— What you will do —
Wherever the word "image" appears in a line, copy that line.

Dataset entries
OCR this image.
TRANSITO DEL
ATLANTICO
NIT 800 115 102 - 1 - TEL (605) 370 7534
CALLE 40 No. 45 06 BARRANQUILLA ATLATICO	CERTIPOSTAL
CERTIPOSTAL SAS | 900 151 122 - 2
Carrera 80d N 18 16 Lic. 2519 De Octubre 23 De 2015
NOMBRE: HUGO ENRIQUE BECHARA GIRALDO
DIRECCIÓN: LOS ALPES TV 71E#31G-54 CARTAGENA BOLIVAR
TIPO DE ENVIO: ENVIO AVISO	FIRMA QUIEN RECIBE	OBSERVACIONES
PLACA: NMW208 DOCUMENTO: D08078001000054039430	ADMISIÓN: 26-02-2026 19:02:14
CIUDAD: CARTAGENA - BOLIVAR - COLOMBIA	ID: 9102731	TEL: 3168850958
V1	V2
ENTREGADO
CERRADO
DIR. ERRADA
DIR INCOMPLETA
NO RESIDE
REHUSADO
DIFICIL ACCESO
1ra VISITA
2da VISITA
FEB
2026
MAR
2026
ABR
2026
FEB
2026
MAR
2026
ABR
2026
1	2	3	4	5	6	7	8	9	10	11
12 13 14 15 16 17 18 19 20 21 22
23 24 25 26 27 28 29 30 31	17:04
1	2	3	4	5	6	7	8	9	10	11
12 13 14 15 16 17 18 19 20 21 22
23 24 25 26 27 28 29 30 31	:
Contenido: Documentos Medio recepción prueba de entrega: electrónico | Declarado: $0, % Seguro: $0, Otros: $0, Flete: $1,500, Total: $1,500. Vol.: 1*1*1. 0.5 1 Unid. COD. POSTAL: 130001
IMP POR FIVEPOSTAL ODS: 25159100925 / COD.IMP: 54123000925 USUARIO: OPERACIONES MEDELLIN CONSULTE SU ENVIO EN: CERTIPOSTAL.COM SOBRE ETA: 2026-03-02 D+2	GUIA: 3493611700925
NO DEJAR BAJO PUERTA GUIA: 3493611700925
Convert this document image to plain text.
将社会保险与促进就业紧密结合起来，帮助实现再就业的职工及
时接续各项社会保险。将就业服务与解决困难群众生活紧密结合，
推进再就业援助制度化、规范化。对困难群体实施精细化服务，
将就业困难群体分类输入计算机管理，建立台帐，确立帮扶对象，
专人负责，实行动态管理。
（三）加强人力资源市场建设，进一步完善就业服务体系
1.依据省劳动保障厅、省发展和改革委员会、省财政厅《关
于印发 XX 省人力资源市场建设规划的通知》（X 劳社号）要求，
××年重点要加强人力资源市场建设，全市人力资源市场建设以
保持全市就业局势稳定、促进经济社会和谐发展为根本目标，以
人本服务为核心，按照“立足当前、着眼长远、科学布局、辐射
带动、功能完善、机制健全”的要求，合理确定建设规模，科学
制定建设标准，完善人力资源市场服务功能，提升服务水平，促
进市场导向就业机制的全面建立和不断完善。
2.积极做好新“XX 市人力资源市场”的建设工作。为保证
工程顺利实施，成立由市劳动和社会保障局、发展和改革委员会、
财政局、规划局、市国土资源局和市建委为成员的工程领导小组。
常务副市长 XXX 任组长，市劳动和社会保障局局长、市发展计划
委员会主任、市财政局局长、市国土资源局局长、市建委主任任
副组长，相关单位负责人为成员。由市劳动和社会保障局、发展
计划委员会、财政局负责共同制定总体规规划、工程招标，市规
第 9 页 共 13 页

— Written solution —
OCR this image.
Convert this document image to plain text.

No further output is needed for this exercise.